Scan the material that follows. Copy every line containing the word "strengths".

::::

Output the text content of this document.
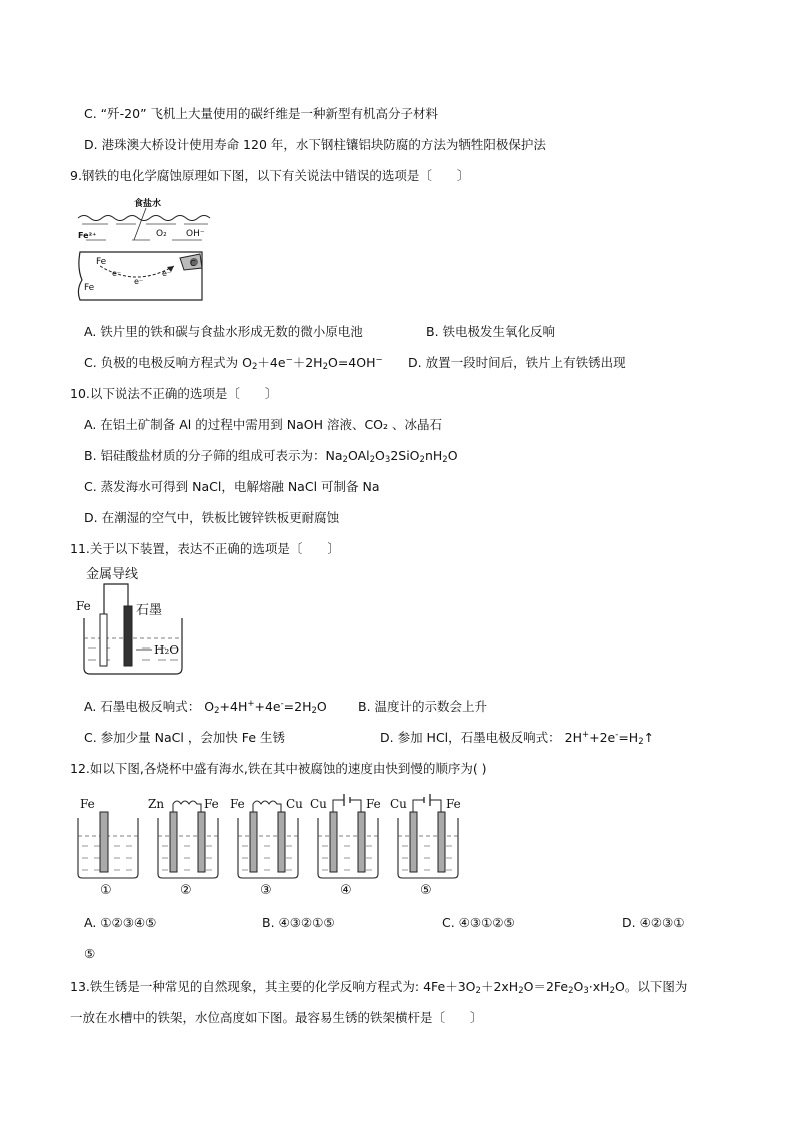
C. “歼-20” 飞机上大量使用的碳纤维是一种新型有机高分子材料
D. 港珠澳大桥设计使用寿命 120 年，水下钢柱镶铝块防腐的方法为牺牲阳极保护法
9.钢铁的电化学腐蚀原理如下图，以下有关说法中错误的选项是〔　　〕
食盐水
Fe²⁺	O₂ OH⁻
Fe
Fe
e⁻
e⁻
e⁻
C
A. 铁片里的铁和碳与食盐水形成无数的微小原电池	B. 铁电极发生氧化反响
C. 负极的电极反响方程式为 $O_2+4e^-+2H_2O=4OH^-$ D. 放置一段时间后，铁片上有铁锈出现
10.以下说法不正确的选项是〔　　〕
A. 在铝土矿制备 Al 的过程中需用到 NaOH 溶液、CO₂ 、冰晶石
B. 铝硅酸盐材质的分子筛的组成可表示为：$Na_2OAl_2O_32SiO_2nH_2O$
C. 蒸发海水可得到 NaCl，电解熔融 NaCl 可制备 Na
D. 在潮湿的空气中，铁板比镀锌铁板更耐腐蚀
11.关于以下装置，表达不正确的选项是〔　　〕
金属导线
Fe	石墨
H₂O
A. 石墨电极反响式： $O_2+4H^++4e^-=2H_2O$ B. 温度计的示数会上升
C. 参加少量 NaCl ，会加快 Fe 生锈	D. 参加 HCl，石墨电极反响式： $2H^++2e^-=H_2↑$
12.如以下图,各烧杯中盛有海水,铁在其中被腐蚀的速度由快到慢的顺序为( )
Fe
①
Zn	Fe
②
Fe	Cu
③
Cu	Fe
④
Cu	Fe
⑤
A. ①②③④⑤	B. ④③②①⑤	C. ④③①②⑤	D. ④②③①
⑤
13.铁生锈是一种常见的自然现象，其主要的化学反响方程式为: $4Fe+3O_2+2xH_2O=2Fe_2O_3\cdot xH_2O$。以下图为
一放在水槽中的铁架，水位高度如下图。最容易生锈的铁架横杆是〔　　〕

::::

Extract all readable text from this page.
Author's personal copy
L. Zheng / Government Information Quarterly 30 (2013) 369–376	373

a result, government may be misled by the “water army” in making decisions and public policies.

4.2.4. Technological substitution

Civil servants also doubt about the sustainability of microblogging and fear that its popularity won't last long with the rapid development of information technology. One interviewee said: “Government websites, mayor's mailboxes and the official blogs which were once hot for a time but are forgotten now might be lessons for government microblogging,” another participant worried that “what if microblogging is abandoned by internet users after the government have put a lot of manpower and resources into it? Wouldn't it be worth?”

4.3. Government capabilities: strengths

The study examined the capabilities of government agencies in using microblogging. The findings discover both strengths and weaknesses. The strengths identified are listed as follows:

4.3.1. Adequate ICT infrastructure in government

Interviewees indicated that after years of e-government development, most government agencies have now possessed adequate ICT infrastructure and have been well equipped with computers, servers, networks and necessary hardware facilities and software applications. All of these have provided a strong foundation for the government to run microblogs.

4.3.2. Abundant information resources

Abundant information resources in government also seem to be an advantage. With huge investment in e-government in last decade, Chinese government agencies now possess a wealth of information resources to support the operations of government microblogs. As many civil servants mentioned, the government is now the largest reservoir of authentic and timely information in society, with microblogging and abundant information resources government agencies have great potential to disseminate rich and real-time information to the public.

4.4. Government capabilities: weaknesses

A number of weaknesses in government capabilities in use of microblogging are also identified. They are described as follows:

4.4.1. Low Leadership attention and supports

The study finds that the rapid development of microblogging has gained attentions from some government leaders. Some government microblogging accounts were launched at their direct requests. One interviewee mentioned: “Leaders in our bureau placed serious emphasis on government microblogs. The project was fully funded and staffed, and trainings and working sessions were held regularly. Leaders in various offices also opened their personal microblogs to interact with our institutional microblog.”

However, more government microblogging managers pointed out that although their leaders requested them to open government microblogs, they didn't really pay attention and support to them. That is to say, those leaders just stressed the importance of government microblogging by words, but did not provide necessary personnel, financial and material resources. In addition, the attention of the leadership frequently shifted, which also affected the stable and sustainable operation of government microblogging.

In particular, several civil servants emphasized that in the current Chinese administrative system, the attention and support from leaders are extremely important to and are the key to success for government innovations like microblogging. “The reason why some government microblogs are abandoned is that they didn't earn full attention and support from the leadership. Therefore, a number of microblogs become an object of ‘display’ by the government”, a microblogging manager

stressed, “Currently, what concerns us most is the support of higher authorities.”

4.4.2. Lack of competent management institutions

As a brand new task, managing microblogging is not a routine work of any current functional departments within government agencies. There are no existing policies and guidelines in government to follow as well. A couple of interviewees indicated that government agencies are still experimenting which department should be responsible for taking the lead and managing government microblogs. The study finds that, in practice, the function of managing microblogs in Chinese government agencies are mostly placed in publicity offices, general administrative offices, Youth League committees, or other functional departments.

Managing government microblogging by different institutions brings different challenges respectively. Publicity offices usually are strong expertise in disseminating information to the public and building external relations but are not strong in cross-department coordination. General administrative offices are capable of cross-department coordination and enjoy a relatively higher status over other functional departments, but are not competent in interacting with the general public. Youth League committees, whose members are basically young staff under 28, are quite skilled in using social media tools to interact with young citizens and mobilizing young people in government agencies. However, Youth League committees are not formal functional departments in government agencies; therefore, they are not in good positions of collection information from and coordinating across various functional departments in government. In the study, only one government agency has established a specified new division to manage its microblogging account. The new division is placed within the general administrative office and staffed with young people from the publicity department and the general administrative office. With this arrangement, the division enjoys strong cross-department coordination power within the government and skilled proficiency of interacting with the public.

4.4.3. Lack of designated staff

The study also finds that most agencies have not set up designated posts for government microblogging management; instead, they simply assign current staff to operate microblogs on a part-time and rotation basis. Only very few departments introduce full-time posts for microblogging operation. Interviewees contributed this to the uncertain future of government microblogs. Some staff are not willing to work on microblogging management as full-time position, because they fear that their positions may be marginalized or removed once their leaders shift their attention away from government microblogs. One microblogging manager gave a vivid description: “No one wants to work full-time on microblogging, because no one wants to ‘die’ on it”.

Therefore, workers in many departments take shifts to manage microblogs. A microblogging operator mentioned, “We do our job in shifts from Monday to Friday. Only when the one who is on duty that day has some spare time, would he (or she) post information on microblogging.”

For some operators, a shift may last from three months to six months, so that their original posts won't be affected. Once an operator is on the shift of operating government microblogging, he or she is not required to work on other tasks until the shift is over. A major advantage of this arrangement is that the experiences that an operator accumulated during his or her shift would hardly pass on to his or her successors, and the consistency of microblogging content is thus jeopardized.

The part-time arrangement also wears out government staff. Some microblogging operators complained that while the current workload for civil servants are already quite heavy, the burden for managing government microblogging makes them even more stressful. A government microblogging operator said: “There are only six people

::::

→ REPLY TO THE EXERCISE
4.3. Government capabilities: strengths
The study examined the capabilities of government agencies in using microblogging. The findings discover both strengths and weaknesses. The strengths identified are listed as follows:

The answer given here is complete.